→ **Task to complete**: Note each line of the listing that contains the string "Time", and copy it.

→ **Stored dataset items**:
★ ★ ★ ★ ★
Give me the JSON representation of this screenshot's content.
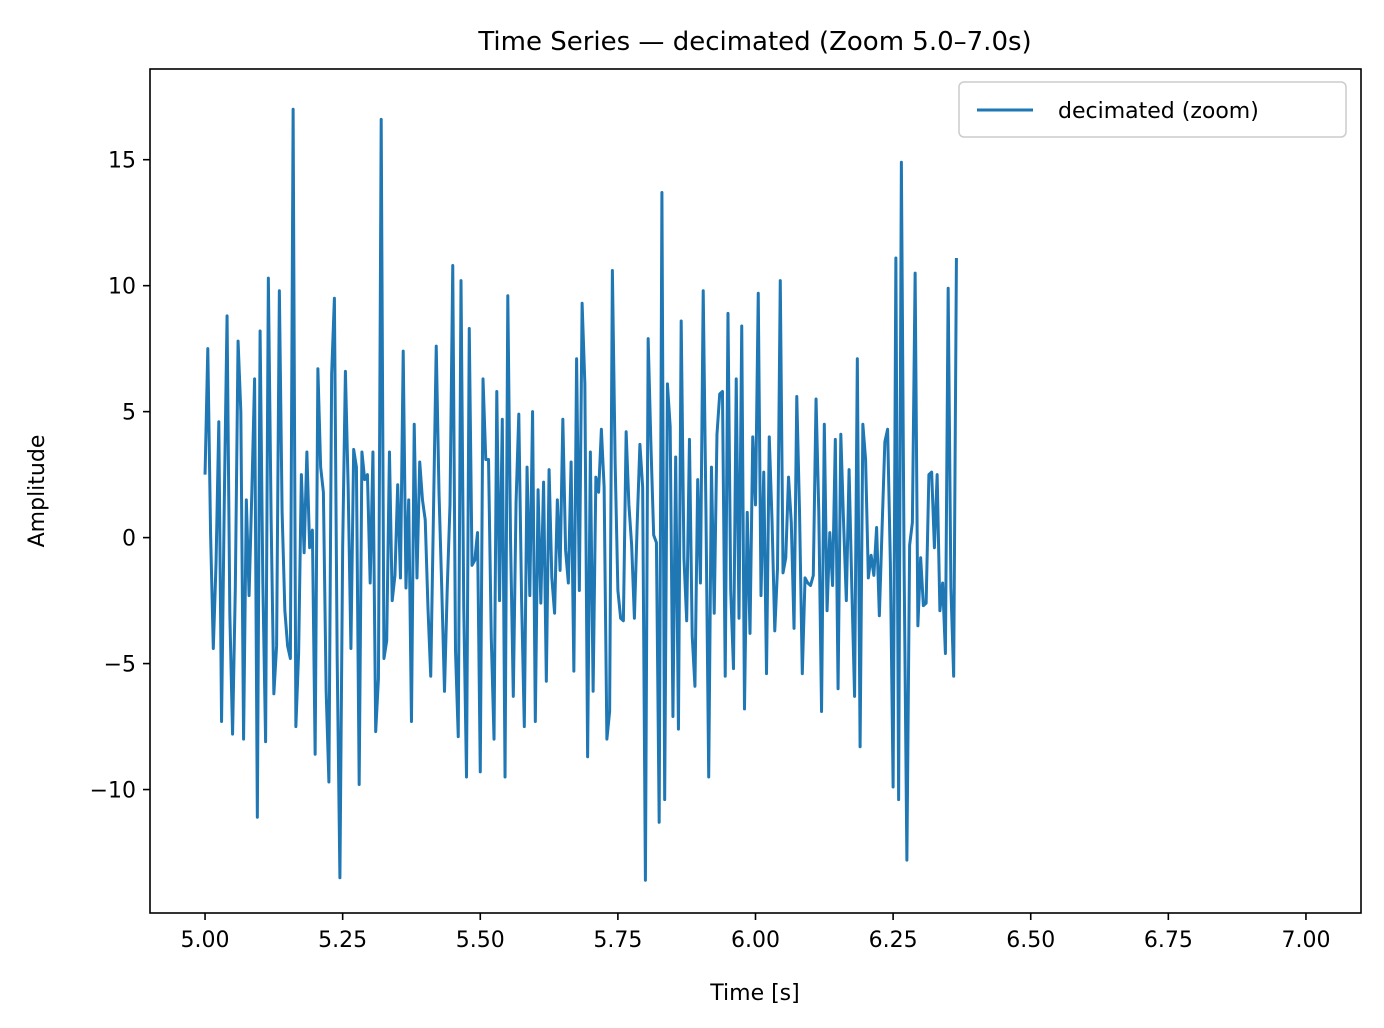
{
  "chart_data": {
    "type": "line",
    "title": "Time Series — decimated (Zoom 5.0–7.0s)",
    "xlabel": "Time [s]",
    "ylabel": "Amplitude",
    "xlim": [
      4.9,
      7.1
    ],
    "ylim": [
      -14.9,
      18.6
    ],
    "xticks": [
      5.0,
      5.25,
      5.5,
      5.75,
      6.0,
      6.25,
      6.5,
      6.75,
      7.0
    ],
    "xtick_labels": [
      "5.00",
      "5.25",
      "5.50",
      "5.75",
      "6.00",
      "6.25",
      "6.50",
      "6.75",
      "7.00"
    ],
    "yticks": [
      -10,
      -5,
      0,
      5,
      10,
      15
    ],
    "ytick_labels": [
      "−10",
      "−5",
      "0",
      "5",
      "10",
      "15"
    ],
    "grid": false,
    "legend_position": "top-right",
    "colors": {
      "series": "#1f77b4",
      "legend_border": "#cccccc"
    },
    "series": [
      {
        "name": "decimated (zoom)",
        "x_start": 5.0,
        "x_step": 0.005,
        "values": [
          2.5,
          7.5,
          0.2,
          -4.4,
          -1.0,
          4.6,
          -7.3,
          1.5,
          8.8,
          -3.0,
          -7.8,
          -2.0,
          7.8,
          5.0,
          -8.0,
          1.5,
          -2.3,
          1.8,
          6.3,
          -11.1,
          8.2,
          -1.8,
          -8.1,
          10.3,
          0.8,
          -6.2,
          -4.3,
          9.8,
          1.0,
          -2.9,
          -4.3,
          -4.8,
          17.0,
          -7.5,
          -4.6,
          2.5,
          -0.6,
          3.4,
          -0.4,
          0.3,
          -8.6,
          6.7,
          2.8,
          1.8,
          -6.1,
          -9.7,
          6.5,
          9.5,
          -4.7,
          -13.5,
          -0.4,
          6.6,
          2.0,
          -4.4,
          3.5,
          2.8,
          -9.8,
          3.4,
          2.3,
          2.5,
          -1.8,
          3.4,
          -7.7,
          -5.6,
          16.6,
          -4.8,
          -4.1,
          3.4,
          -2.5,
          -1.5,
          2.1,
          -1.6,
          7.4,
          -2.0,
          1.5,
          -7.3,
          4.5,
          -1.6,
          3.0,
          1.5,
          0.7,
          -2.8,
          -5.5,
          1.0,
          7.6,
          1.8,
          -2.0,
          -6.1,
          -2.0,
          1.3,
          10.8,
          -4.5,
          -7.9,
          10.2,
          -2.8,
          -9.5,
          8.3,
          -1.1,
          -0.9,
          0.2,
          -9.3,
          6.3,
          3.1,
          3.1,
          -4.0,
          -8.0,
          5.8,
          -2.5,
          4.7,
          -9.5,
          9.6,
          -0.1,
          -6.3,
          1.4,
          4.9,
          -2.4,
          -7.5,
          2.8,
          -2.3,
          5.0,
          -7.3,
          1.9,
          -2.6,
          2.2,
          -5.7,
          2.7,
          -1.6,
          -3.0,
          1.5,
          -1.3,
          4.7,
          -0.5,
          -1.8,
          3.0,
          -5.3,
          7.1,
          -2.1,
          9.3,
          6.1,
          -8.7,
          3.4,
          -6.1,
          2.4,
          1.8,
          4.3,
          2.0,
          -8.0,
          -6.9,
          10.6,
          3.0,
          -2.1,
          -3.2,
          -3.3,
          4.2,
          1.3,
          -0.3,
          -3.2,
          0.5,
          3.7,
          2.0,
          -13.6,
          7.9,
          3.7,
          0.1,
          -0.2,
          -11.3,
          13.7,
          -10.4,
          6.1,
          4.4,
          -7.1,
          3.2,
          -7.6,
          8.6,
          -0.8,
          -3.3,
          3.9,
          -3.9,
          -5.9,
          2.3,
          -1.8,
          9.8,
          1.0,
          -9.5,
          2.8,
          -3.0,
          4.1,
          5.7,
          5.8,
          -5.5,
          8.9,
          -2.1,
          -5.2,
          6.3,
          -3.2,
          8.4,
          -6.8,
          1.0,
          -3.8,
          4.0,
          1.3,
          9.7,
          -2.3,
          2.6,
          -5.4,
          4.0,
          0.7,
          -3.7,
          -1.2,
          10.2,
          -1.4,
          -0.8,
          2.4,
          0.6,
          -3.6,
          5.6,
          1.0,
          -5.4,
          -1.6,
          -1.8,
          -1.9,
          -1.5,
          5.5,
          1.0,
          -6.9,
          4.5,
          -2.9,
          0.2,
          -1.9,
          3.9,
          -6.0,
          4.1,
          0.6,
          -2.5,
          2.7,
          -2.0,
          -6.3,
          7.1,
          -8.3,
          4.5,
          3.1,
          -1.6,
          -0.7,
          -1.5,
          0.4,
          -3.1,
          0.4,
          3.8,
          4.3,
          -1.0,
          -9.9,
          11.1,
          -10.4,
          14.9,
          -1.2,
          -12.8,
          -0.3,
          0.6,
          10.5,
          -3.5,
          -0.8,
          -2.7,
          -2.6,
          2.5,
          2.6,
          -0.4,
          2.5,
          -2.9,
          -1.8,
          -4.6,
          9.9,
          -2.0,
          -5.5,
          11.1
        ]
      }
    ]
  }
}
★ ★ ★ ★ ★
→ **Exercise answer**:
    "title": "Time Series — decimated (Zoom 5.0–7.0s)",
    "xlabel": "Time [s]",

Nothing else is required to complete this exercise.